[Begin]

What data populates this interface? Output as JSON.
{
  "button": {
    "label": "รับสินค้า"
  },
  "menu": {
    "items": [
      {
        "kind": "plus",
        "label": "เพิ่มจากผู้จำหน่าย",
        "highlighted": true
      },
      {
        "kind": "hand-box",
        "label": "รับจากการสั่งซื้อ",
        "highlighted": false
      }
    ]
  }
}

[End]

**The request**
Transcribe the entire listing above precisely.

**Written solution**
What data populates this interface? Output as JSON.
{
  "button": {
    "label": "รับสินค้า"
  },
  "menu": {
    "items": [
      {
        "kind": "plus",
        "label": "เพิ่มจากผู้จำหน่าย",
        "highlighted": true
      },
      {
        "kind": "hand-box",
        "label": "รับจากการสั่งซื้อ",
        "highlighted": false
      }
    ]
  }
}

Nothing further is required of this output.